PROBLEMS AND TASKS:
1. In the breast cancer ultrasound passage, list every limitation it gives for treating breast cancer with focused ultrasound.
2. Please reproduce word for word the part of the breast cancer ultrasound passage that opens with the words containing "The moderator of" and closes with "used in breast cancer.".

EXCERPTED PASSAGE:

┌──

The pathological results following surgery found that among the dead tumor tissue were “islands of tumors that appeared to be morphologically intact, but they are not viable,” Napoli said. The researchers are now investigating how these cells survived and whether they constitute a recurrence threat. He illustrated that the necrotic tissue is clearly observed from the healthy parenchyma.
The treatment in the breast with focused ultrasound follows years of use of the treatment to destroy uterine fibroids through the non-invasive technique. He suggested that a turf battle between surgeons and interventional radiologists—similar to the ongoing debate over use of focused ultrasound in treatment of uterine fibroids—could also emerge over use of the technology in breast cancer.
The researchers noted that it is difficult to recruit patients for the study because surgeons are reluctant to refer them to the new procedure. He said that the researchers will try to recruit 50 women for the initial pilot study before moving on to imaging follow-up without surgical confirmation. At present, the center has been treating about one woman every two months.
His center sees about 100 women a week, but there is a continuing problem with surgeons being reluctant to send patients to try this new technology. “The patients tend to belong to the surgeons; not the radiologist,” he said.
Napoli noted that if one looks at the history of the use of guided ultrasound in treatment of fibroids, the availability of the non-invasive treatment has actually increased the number of women who seek gynecology consults to determine if the non-invasive treatment is applicable for them. “The patients want to spare their uterus, but we can't treat all the patients with this therapy. About 80 percent of the women who seek fibroid ablation will undergo surgery,” he said.
“But we are positive about the future, because in the end it will be a patient choice. Patients tend to like to spare their organs. They like the idea that they can remove cancer without being cut open.”
It is also convenient, he emphasized. “These women undergo the procedure in the morning, and in the afternoon they can go to work, they can go home—they can do whatever they need to do.”
There are, however, several limitations in the use of focused ultrasound in treating breast cancer, he noted:
- It cannot be used to ablate tumors that are larger than 2 cm;
- The tumor has to be the only lesion in the breast;
- The tumor has to be located at least 10 mm from the skin—including a 2 mm margin of healthy breast tissue to assure negative margins.
- The tumor has to be at least 10 mm from the nipple; and
- The procedure takes substantially longer to perform than with surgery.
He noted that a similar study is under way in Japan using the focused ultrasound, but in that series there is no surgical follow-up. The patients are similarly treated with focused ultrasound and then are followed with imaging for five years.
The moderator of the news conference, Salomao Faintuch, MD, Assistant Professor of Radiology at Harvard Medical School/Beth Israel Deaconess Hospital, Boston, said that until this study he had not been aware of focused ultrasound being used in breast cancer.
“Besides resistance to change among the medical community, there is another component of this research to consider. This is very new technology. Before we use this technology as a sole method of treatment we definitely have to have a lot more results to show that outcomes with this technology are equivalent to surgery. Right now the mainstay of treatment for breast cancer is surgery, which is combined with additional treatments such as chemotherapy or radiation therapy.”

└──

EXCERPTED DATA:
┌──

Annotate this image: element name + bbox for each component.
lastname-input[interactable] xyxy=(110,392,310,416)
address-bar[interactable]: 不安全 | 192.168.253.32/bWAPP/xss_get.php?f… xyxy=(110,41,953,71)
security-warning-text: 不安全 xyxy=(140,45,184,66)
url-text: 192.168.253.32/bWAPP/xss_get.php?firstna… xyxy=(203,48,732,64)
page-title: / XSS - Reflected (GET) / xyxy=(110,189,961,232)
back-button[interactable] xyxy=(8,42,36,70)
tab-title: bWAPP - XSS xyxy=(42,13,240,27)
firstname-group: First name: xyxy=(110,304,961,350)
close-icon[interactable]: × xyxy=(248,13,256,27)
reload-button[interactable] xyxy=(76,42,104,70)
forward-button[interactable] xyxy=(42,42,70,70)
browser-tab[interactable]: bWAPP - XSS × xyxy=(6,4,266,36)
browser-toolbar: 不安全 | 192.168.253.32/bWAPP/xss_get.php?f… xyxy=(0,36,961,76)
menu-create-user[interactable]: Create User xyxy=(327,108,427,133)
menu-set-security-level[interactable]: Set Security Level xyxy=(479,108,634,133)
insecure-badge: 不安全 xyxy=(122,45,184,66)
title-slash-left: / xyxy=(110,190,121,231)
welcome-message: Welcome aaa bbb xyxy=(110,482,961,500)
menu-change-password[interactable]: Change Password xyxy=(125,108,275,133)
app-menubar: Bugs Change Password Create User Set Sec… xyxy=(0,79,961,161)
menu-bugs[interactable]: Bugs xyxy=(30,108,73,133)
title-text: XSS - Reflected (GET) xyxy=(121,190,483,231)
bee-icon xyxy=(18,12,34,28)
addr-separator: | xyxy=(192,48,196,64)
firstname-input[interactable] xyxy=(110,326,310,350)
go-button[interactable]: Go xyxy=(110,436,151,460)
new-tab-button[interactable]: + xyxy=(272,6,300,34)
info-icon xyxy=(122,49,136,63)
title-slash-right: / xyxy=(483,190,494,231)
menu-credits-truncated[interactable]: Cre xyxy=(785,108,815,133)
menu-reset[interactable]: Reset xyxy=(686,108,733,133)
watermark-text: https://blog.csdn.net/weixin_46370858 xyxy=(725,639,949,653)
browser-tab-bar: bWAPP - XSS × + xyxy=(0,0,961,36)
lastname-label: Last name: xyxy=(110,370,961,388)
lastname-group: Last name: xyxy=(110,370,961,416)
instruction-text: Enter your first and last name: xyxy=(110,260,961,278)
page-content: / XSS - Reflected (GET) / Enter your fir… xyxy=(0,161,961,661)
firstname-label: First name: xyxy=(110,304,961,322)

└──

RESPONSES BY TASK:
1.
- It cannot be used to ablate tumors that are larger than 2 cm.
- The tumor has to be the only lesion in the breast.
- The tumor has to be located at least 10 mm from the skin, including a 2 mm margin of healthy breast tissue to assure negative margins.
- The tumor has to be at least 10 mm from the nipple.
- The procedure takes substantially longer to perform than with surgery.

2.
The moderator of the news conference, Salomao Faintuch, MD, Assistant Professor of Radiology at Harvard Medical School/Beth Israel Deaconess Hospital, Boston, said that until this study he had not been aware of focused ultrasound being used in breast cancer.